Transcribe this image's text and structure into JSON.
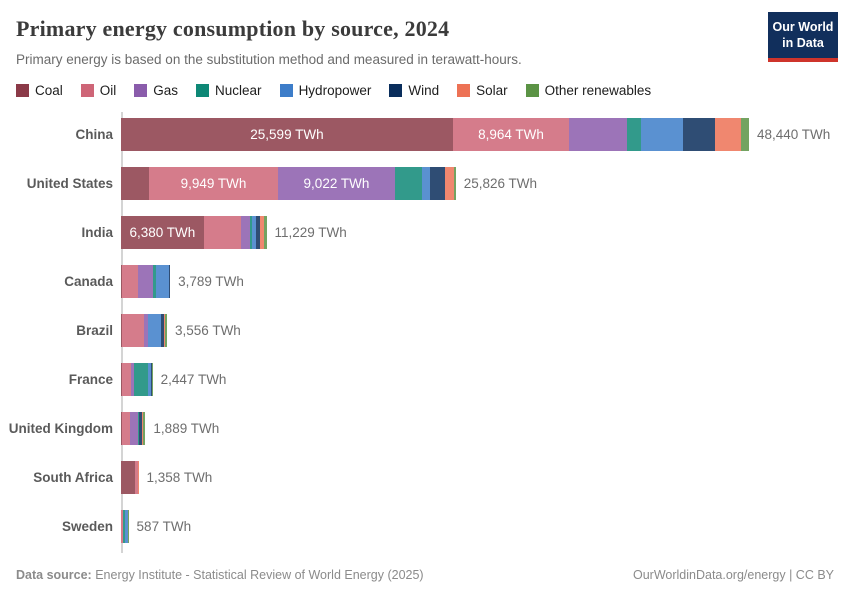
{
  "header": {
    "title": "Primary energy consumption by source, 2024",
    "subtitle": "Primary energy is based on the substitution method and measured in terawatt-hours.",
    "logo": {
      "line1": "Our World",
      "line2": "in Data",
      "bg_color": "#112f5c",
      "accent_color": "#ce342b"
    }
  },
  "chart_data": {
    "type": "bar",
    "stacked": true,
    "orientation": "horizontal",
    "unit": "TWh",
    "xlim": [
      0,
      48440
    ],
    "grid": false,
    "legend_position": "top",
    "sources": [
      {
        "name": "Coal",
        "color": "#8b3a48"
      },
      {
        "name": "Oil",
        "color": "#ce6577"
      },
      {
        "name": "Gas",
        "color": "#8a5cab"
      },
      {
        "name": "Nuclear",
        "color": "#0e8876"
      },
      {
        "name": "Hydropower",
        "color": "#3d7dc9"
      },
      {
        "name": "Wind",
        "color": "#0a2e5c"
      },
      {
        "name": "Solar",
        "color": "#ed7255"
      },
      {
        "name": "Other renewables",
        "color": "#5b9345"
      }
    ],
    "rows": [
      {
        "country": "China",
        "total": 48440,
        "total_label": "48,440 TWh",
        "values": [
          25599,
          8964,
          4431,
          1100,
          3226,
          2500,
          2000,
          620
        ],
        "segment_labels": [
          "25,599 TWh",
          "8,964 TWh",
          "",
          "",
          "",
          "",
          "",
          ""
        ]
      },
      {
        "country": "United States",
        "total": 25826,
        "total_label": "25,826 TWh",
        "values": [
          2160,
          9949,
          9022,
          2100,
          620,
          1150,
          660,
          165
        ],
        "segment_labels": [
          "",
          "9,949 TWh",
          "9,022 TWh",
          "",
          "",
          "",
          "",
          ""
        ]
      },
      {
        "country": "India",
        "total": 11229,
        "total_label": "11,229 TWh",
        "values": [
          6380,
          2905,
          640,
          150,
          370,
          250,
          330,
          204
        ],
        "segment_labels": [
          "6,380 TWh",
          "",
          "",
          "",
          "",
          "",
          "",
          ""
        ]
      },
      {
        "country": "Canada",
        "total": 3789,
        "total_label": "3,789 TWh",
        "values": [
          40,
          1290,
          1160,
          240,
          990,
          60,
          5,
          4
        ],
        "segment_labels": [
          "",
          "",
          "",
          "",
          "",
          "",
          "",
          ""
        ]
      },
      {
        "country": "Brazil",
        "total": 3556,
        "total_label": "3,556 TWh",
        "values": [
          100,
          1650,
          300,
          35,
          1000,
          230,
          120,
          121
        ],
        "segment_labels": [
          "",
          "",
          "",
          "",
          "",
          "",
          "",
          ""
        ]
      },
      {
        "country": "France",
        "total": 2447,
        "total_label": "2,447 TWh",
        "values": [
          50,
          700,
          290,
          1020,
          230,
          90,
          45,
          22
        ],
        "segment_labels": [
          "",
          "",
          "",
          "",
          "",
          "",
          "",
          ""
        ]
      },
      {
        "country": "United Kingdom",
        "total": 1889,
        "total_label": "1,889 TWh",
        "values": [
          60,
          650,
          600,
          100,
          15,
          220,
          35,
          209
        ],
        "segment_labels": [
          "",
          "",
          "",
          "",
          "",
          "",
          "",
          ""
        ]
      },
      {
        "country": "South Africa",
        "total": 1358,
        "total_label": "1,358 TWh",
        "values": [
          1050,
          260,
          20,
          8,
          2,
          8,
          7,
          3
        ],
        "segment_labels": [
          "",
          "",
          "",
          "",
          "",
          "",
          "",
          ""
        ]
      },
      {
        "country": "Sweden",
        "total": 587,
        "total_label": "587 TWh",
        "values": [
          10,
          160,
          5,
          115,
          230,
          45,
          10,
          12
        ],
        "segment_labels": [
          "",
          "",
          "",
          "",
          "",
          "",
          "",
          ""
        ]
      }
    ]
  },
  "footer": {
    "source_prefix": "Data source:",
    "source_text": " Energy Institute - Statistical Review of World Energy (2025)",
    "license_text": "OurWorldinData.org/energy | CC BY"
  }
}
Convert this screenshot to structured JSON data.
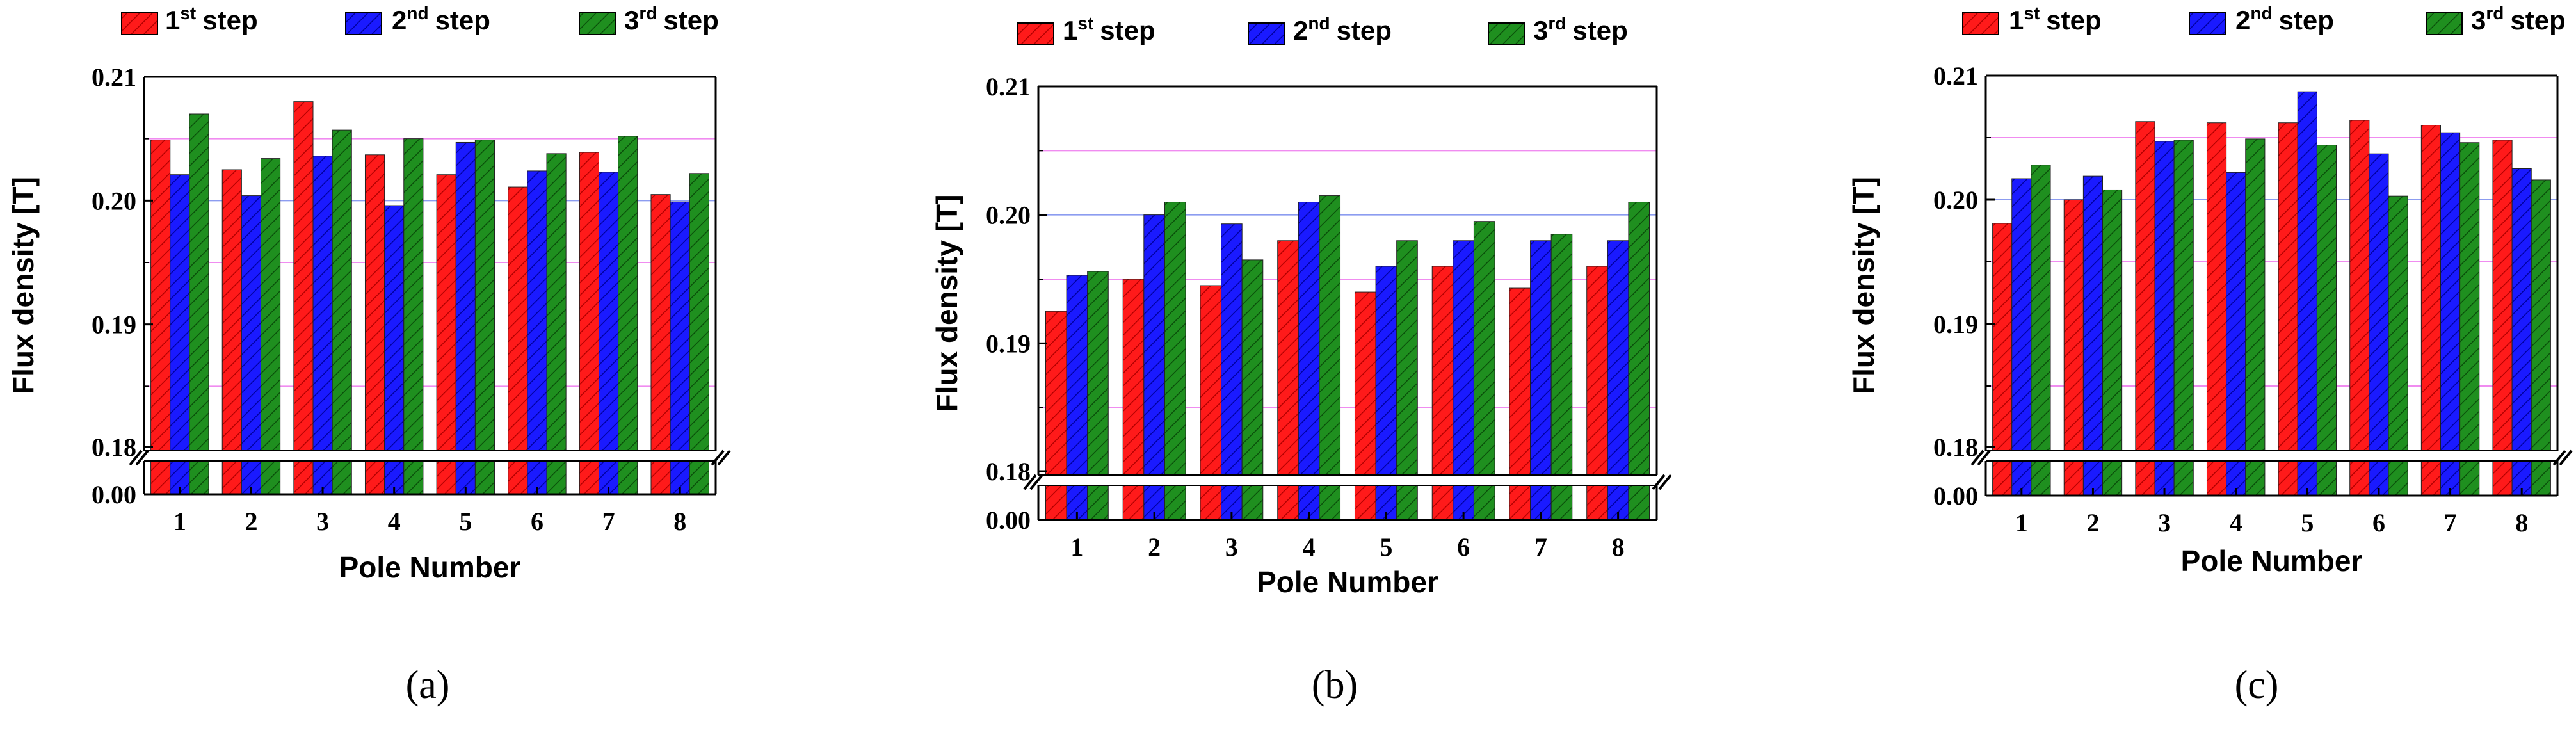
{
  "figure": {
    "panels": [
      "(a)",
      "(b)",
      "(c)"
    ],
    "legend": [
      {
        "num": "1",
        "sup": "st",
        "word": "step",
        "color": "#ff1a1a"
      },
      {
        "num": "2",
        "sup": "nd",
        "word": "step",
        "color": "#1a1aff"
      },
      {
        "num": "3",
        "sup": "rd",
        "word": "step",
        "color": "#1f8f1f"
      }
    ],
    "gridline_colors": {
      "ref_0205": "#f08cf0",
      "ref_0200": "#8c9cf0",
      "ref_0195": "#f08cf0",
      "ref_0185": "#f08cf0"
    },
    "axis_break_symbol": "//"
  },
  "chart_data": [
    {
      "type": "bar",
      "panel": "(a)",
      "title": "",
      "xlabel": "Pole Number",
      "ylabel": "Flux density [T]",
      "categories": [
        "1",
        "2",
        "3",
        "4",
        "5",
        "6",
        "7",
        "8"
      ],
      "ylim": [
        0.18,
        0.21
      ],
      "broken_axis": {
        "lower_tick": "0.00",
        "upper_ticks": [
          "0.18",
          "0.19",
          "0.20",
          "0.21"
        ]
      },
      "series": [
        {
          "name": "1st step",
          "values": [
            0.2049,
            0.2025,
            0.208,
            0.2037,
            0.2021,
            0.2011,
            0.2039,
            0.2005
          ]
        },
        {
          "name": "2nd step",
          "values": [
            0.2021,
            0.2004,
            0.2036,
            0.1996,
            0.2047,
            0.2024,
            0.2023,
            0.1999
          ]
        },
        {
          "name": "3rd step",
          "values": [
            0.207,
            0.2034,
            0.2057,
            0.205,
            0.2049,
            0.2038,
            0.2052,
            0.2022
          ]
        }
      ]
    },
    {
      "type": "bar",
      "panel": "(b)",
      "title": "",
      "xlabel": "Pole Number",
      "ylabel": "Flux density [T]",
      "categories": [
        "1",
        "2",
        "3",
        "4",
        "5",
        "6",
        "7",
        "8"
      ],
      "ylim": [
        0.18,
        0.21
      ],
      "broken_axis": {
        "lower_tick": "0.00",
        "upper_ticks": [
          "0.18",
          "0.19",
          "0.20",
          "0.21"
        ]
      },
      "series": [
        {
          "name": "1st step",
          "values": [
            0.1925,
            0.195,
            0.1945,
            0.198,
            0.194,
            0.196,
            0.1943,
            0.196
          ]
        },
        {
          "name": "2nd step",
          "values": [
            0.1953,
            0.2,
            0.1993,
            0.201,
            0.196,
            0.198,
            0.198,
            0.198
          ]
        },
        {
          "name": "3rd step",
          "values": [
            0.1956,
            0.201,
            0.1965,
            0.2015,
            0.198,
            0.1995,
            0.1985,
            0.201
          ]
        }
      ]
    },
    {
      "type": "bar",
      "panel": "(c)",
      "title": "",
      "xlabel": "Pole Number",
      "ylabel": "Flux density [T]",
      "categories": [
        "1",
        "2",
        "3",
        "4",
        "5",
        "6",
        "7",
        "8"
      ],
      "ylim": [
        0.18,
        0.21
      ],
      "broken_axis": {
        "lower_tick": "0.00",
        "upper_ticks": [
          "0.18",
          "0.19",
          "0.20",
          "0.21"
        ]
      },
      "series": [
        {
          "name": "1st step",
          "values": [
            0.1981,
            0.2,
            0.2063,
            0.2062,
            0.2062,
            0.2064,
            0.206,
            0.2048
          ]
        },
        {
          "name": "2nd step",
          "values": [
            0.2017,
            0.2019,
            0.2047,
            0.2022,
            0.2087,
            0.2037,
            0.2054,
            0.2025
          ]
        },
        {
          "name": "3rd step",
          "values": [
            0.2028,
            0.2008,
            0.2048,
            0.2049,
            0.2044,
            0.2003,
            0.2046,
            0.2016
          ]
        }
      ]
    }
  ]
}
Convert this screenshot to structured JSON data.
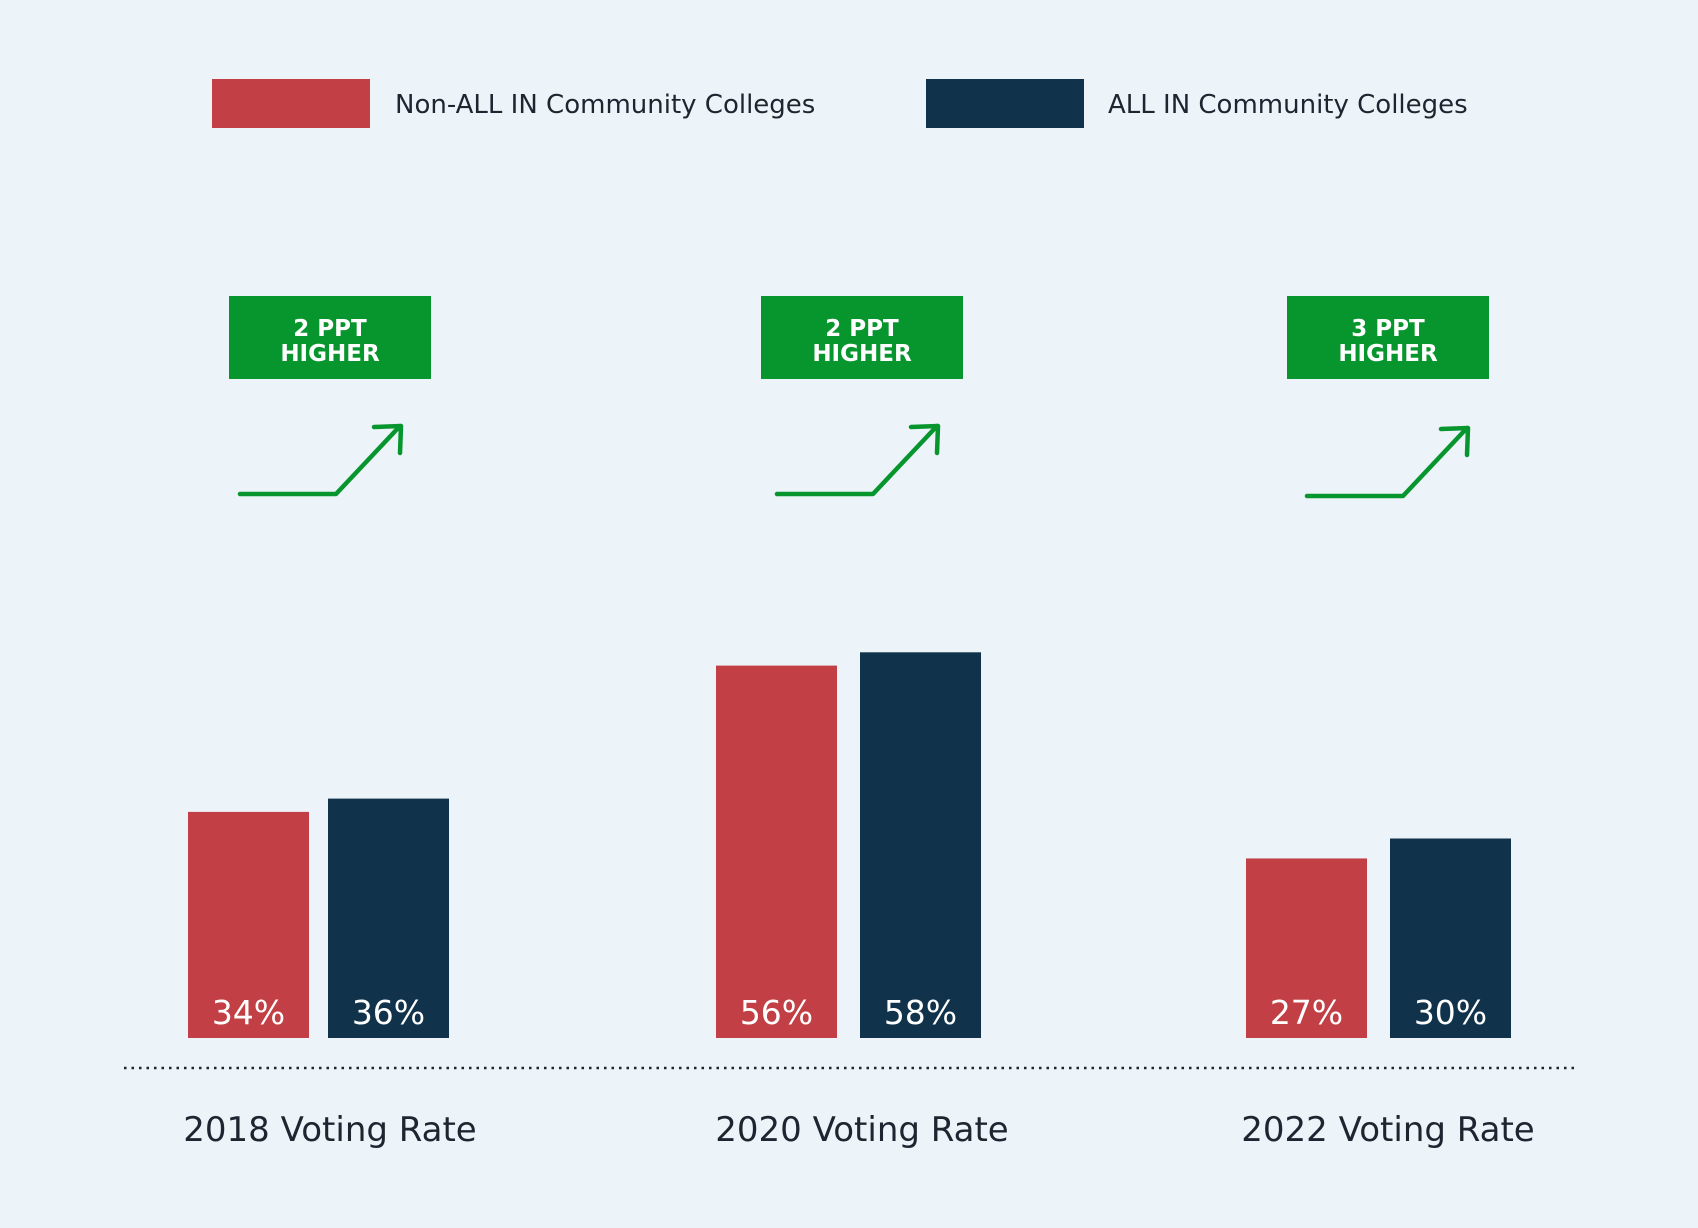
{
  "chart_data": {
    "type": "bar",
    "categories": [
      "2018 Voting Rate",
      "2020 Voting Rate",
      "2022 Voting Rate"
    ],
    "series": [
      {
        "name": "Non-ALL IN Community Colleges",
        "values": [
          34,
          56,
          27
        ],
        "labels": [
          "34%",
          "56%",
          "27%"
        ],
        "color": "#c24045"
      },
      {
        "name": "ALL IN Community Colleges",
        "values": [
          36,
          58,
          30
        ],
        "labels": [
          "36%",
          "58%",
          "30%"
        ],
        "color": "#11324b"
      }
    ],
    "annotations": [
      {
        "line1": "2 PPT",
        "line2": "HIGHER"
      },
      {
        "line1": "2 PPT",
        "line2": "HIGHER"
      },
      {
        "line1": "3 PPT",
        "line2": "HIGHER"
      }
    ],
    "annotation_color": "#07962d",
    "title": "",
    "xlabel": "",
    "ylabel": "",
    "legend_position": "top",
    "grid": false,
    "baseline_style": "dotted"
  }
}
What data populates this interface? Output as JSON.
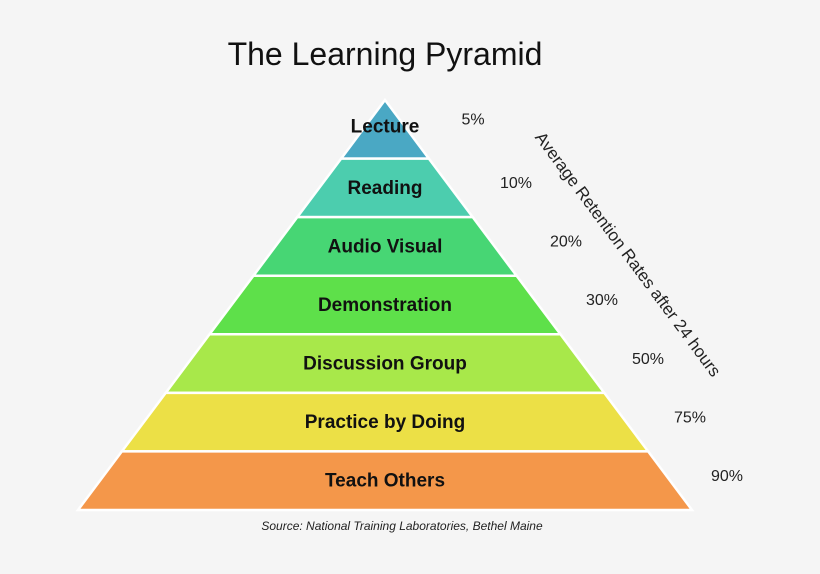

☆ ☆ ☆ ☆ ☆

| Exercise prompt |
Every line of the listing that holds "Rate" should be found and copied.

| Solution to this task |
      "2018 Voting Rate",
      "2020 Voting Rate",
      "2022 Voting Rate"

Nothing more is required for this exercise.